→ THE EXERCISE: Could you repeat the records below exactly, leaving out any pictures?

(Records excerpted from a collection)
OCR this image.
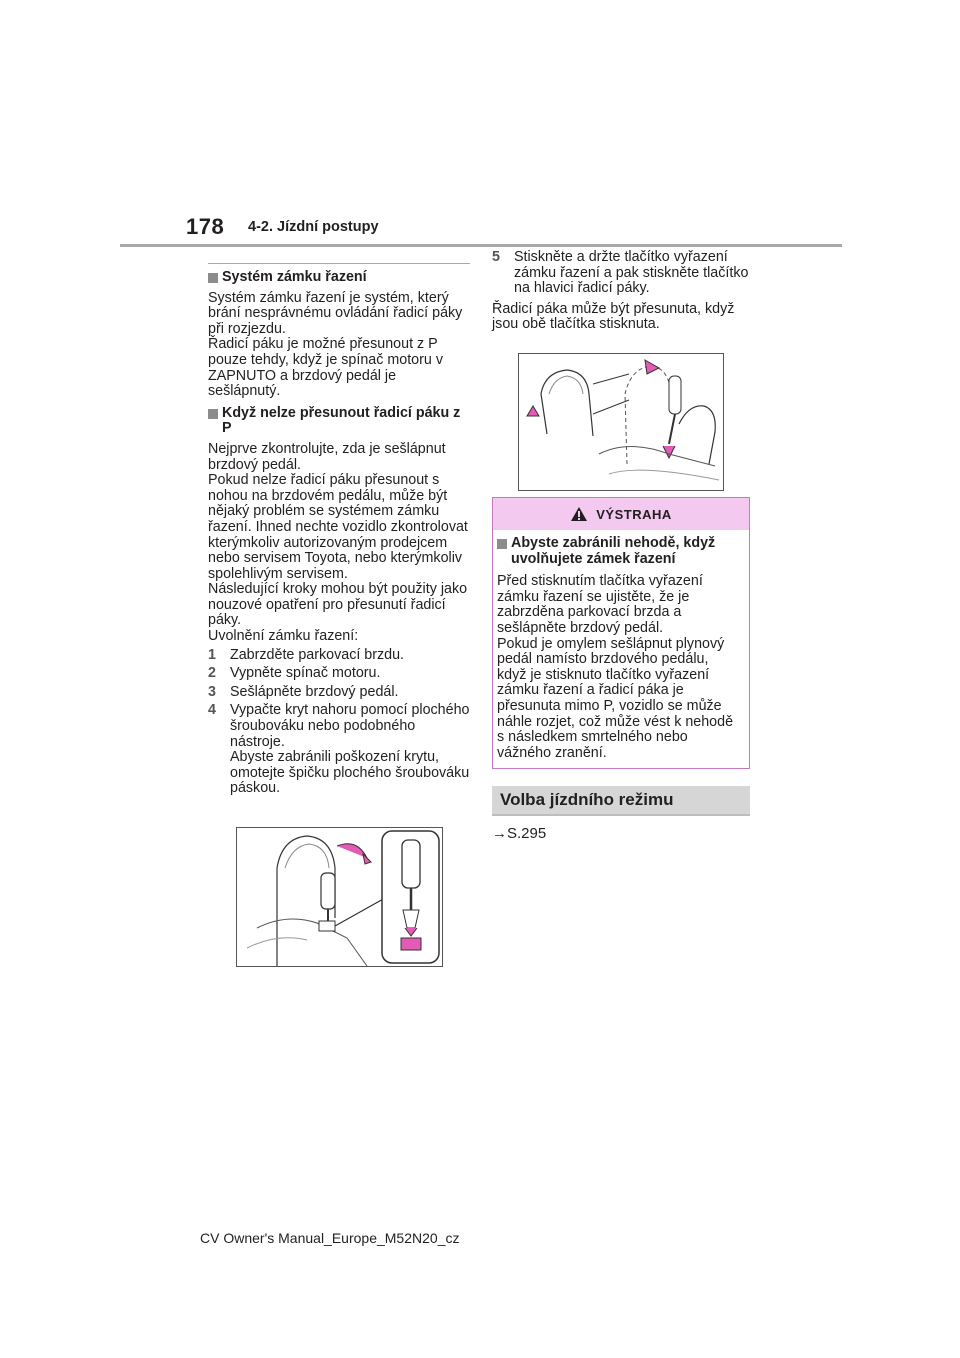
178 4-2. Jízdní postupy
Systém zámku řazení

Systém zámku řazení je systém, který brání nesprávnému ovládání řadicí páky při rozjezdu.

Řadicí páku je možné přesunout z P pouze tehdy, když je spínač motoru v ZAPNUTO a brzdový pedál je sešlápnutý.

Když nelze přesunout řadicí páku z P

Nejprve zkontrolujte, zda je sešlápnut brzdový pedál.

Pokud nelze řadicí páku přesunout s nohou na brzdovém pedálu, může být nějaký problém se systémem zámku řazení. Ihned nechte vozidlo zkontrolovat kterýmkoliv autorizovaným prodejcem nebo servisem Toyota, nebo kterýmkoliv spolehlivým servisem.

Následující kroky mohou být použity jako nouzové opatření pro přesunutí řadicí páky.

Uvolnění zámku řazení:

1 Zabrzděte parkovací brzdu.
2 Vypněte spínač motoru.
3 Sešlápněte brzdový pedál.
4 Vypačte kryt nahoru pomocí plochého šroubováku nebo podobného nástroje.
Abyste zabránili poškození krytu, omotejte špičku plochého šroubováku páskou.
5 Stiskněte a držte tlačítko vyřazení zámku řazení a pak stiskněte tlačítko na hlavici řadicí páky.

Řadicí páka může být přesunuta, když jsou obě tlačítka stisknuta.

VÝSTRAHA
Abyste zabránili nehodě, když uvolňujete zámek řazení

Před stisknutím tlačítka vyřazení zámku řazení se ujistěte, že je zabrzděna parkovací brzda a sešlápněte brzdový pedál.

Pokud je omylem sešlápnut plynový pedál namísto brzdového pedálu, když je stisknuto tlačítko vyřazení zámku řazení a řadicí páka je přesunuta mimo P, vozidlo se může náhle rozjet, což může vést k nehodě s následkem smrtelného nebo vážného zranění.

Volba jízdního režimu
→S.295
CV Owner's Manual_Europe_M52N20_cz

→ RESULT BELOW:
OCR this image.
178 4-2. Jízdní postupy
Systém zámku řazení

Systém zámku řazení je systém, který brání nesprávnému ovládání řadicí páky při rozjezdu.

Řadicí páku je možné přesunout z P pouze tehdy, když je spínač motoru v ZAPNUTO a brzdový pedál je sešlápnutý.

Když nelze přesunout řadicí páku z P

Nejprve zkontrolujte, zda je sešlápnut brzdový pedál.

Pokud nelze řadicí páku přesunout s nohou na brzdovém pedálu, může být nějaký problém se systémem zámku řazení. Ihned nechte vozidlo zkontrolovat kterýmkoliv autorizovaným prodejcem nebo servisem Toyota, nebo kterýmkoliv spolehlivým servisem.

Následující kroky mohou být použity jako nouzové opatření pro přesunutí řadicí páky.

Uvolnění zámku řazení:

1 Zabrzděte parkovací brzdu.
2 Vypněte spínač motoru.
3 Sešlápněte brzdový pedál.
4 Vypačte kryt nahoru pomocí plochého šroubováku nebo podobného nástroje.
Abyste zabránili poškození krytu, omotejte špičku plochého šroubováku páskou.
5 Stiskněte a držte tlačítko vyřazení zámku řazení a pak stiskněte tlačítko na hlavici řadicí páky.

Řadicí páka může být přesunuta, když jsou obě tlačítka stisknuta.

VÝSTRAHA
Abyste zabránili nehodě, když uvolňujete zámek řazení

Před stisknutím tlačítka vyřazení zámku řazení se ujistěte, že je zabrzděna parkovací brzda a sešlápněte brzdový pedál.

Pokud je omylem sešlápnut plynový pedál namísto brzdového pedálu, když je stisknuto tlačítko vyřazení zámku řazení a řadicí páka je přesunuta mimo P, vozidlo se může náhle rozjet, což může vést k nehodě s následkem smrtelného nebo vážného zranění.

Volba jízdního režimu
→S.295
CV Owner's Manual_Europe_M52N20_cz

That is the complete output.